#### Problem requirements:
Select the lines below containing the word "Юдинка".

Part of a data file
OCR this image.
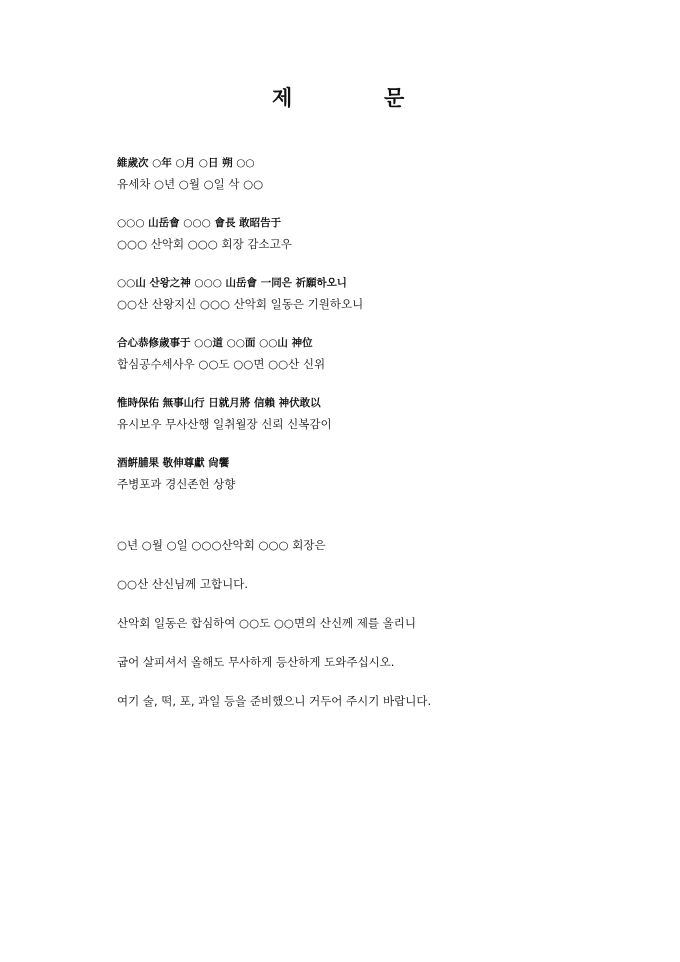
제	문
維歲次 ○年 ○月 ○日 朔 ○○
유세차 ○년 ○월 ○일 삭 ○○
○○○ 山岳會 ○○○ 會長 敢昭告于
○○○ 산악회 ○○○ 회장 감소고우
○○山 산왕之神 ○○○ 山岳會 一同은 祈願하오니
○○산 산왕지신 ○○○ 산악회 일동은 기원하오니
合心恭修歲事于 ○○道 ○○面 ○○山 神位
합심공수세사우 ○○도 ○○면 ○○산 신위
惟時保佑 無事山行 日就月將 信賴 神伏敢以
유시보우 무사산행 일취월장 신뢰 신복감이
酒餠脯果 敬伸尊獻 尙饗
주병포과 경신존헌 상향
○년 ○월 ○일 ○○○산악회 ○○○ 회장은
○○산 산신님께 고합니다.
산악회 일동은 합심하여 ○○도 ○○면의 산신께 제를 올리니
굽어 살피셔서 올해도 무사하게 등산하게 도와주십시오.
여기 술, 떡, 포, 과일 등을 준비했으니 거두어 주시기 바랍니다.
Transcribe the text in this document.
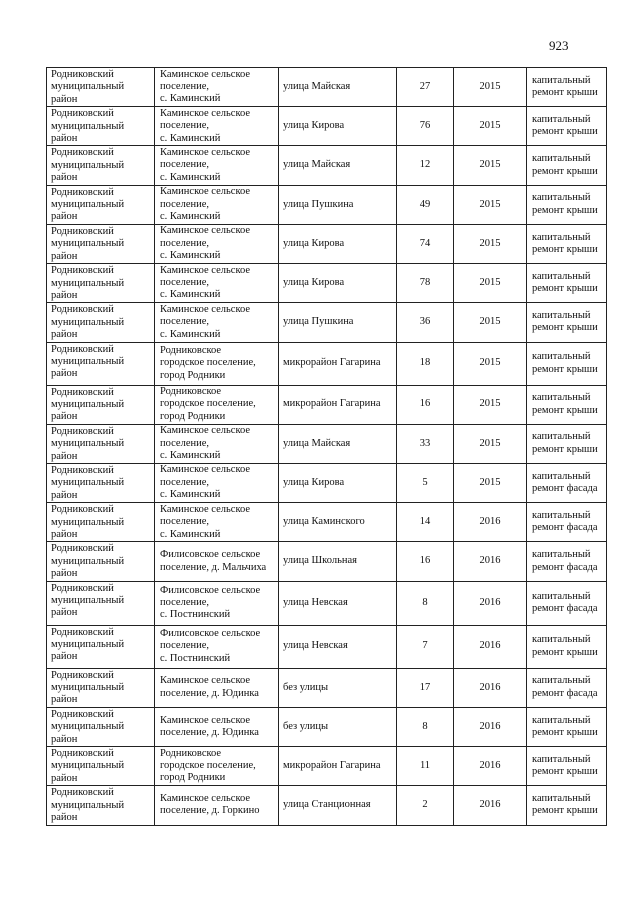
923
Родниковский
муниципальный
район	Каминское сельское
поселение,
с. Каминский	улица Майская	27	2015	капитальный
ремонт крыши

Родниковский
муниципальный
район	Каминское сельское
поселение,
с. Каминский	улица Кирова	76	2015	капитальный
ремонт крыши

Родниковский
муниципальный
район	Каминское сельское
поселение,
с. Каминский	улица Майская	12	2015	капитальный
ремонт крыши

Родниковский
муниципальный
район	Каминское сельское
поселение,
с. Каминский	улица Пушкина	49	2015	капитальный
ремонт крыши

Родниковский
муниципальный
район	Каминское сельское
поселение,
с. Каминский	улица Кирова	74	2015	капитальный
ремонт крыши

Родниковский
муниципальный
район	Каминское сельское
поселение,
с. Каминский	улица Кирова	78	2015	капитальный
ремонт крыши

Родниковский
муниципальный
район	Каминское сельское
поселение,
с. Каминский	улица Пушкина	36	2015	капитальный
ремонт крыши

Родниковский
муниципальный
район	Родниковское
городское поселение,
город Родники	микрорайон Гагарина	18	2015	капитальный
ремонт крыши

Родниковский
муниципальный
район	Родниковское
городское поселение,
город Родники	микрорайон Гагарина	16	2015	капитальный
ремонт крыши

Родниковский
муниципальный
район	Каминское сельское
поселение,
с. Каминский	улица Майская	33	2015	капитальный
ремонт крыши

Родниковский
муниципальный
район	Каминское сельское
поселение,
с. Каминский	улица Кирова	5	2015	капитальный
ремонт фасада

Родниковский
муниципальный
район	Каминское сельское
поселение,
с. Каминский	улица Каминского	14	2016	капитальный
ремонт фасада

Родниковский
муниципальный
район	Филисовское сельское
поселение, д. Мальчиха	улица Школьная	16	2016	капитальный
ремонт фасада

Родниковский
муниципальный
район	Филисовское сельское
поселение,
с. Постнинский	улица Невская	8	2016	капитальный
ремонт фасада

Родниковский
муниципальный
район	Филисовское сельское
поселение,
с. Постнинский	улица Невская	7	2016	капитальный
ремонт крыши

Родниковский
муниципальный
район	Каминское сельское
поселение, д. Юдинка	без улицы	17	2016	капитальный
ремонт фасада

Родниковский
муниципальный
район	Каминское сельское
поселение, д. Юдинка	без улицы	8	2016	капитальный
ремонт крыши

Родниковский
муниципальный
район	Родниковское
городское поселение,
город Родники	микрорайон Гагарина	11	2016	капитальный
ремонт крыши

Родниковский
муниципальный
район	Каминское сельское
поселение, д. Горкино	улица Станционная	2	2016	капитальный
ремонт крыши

#### Completed task:
поселение, д. Юдинка	без улицы	17	2016	капитальный
поселение, д. Юдинка	без улицы	8	2016	капитальный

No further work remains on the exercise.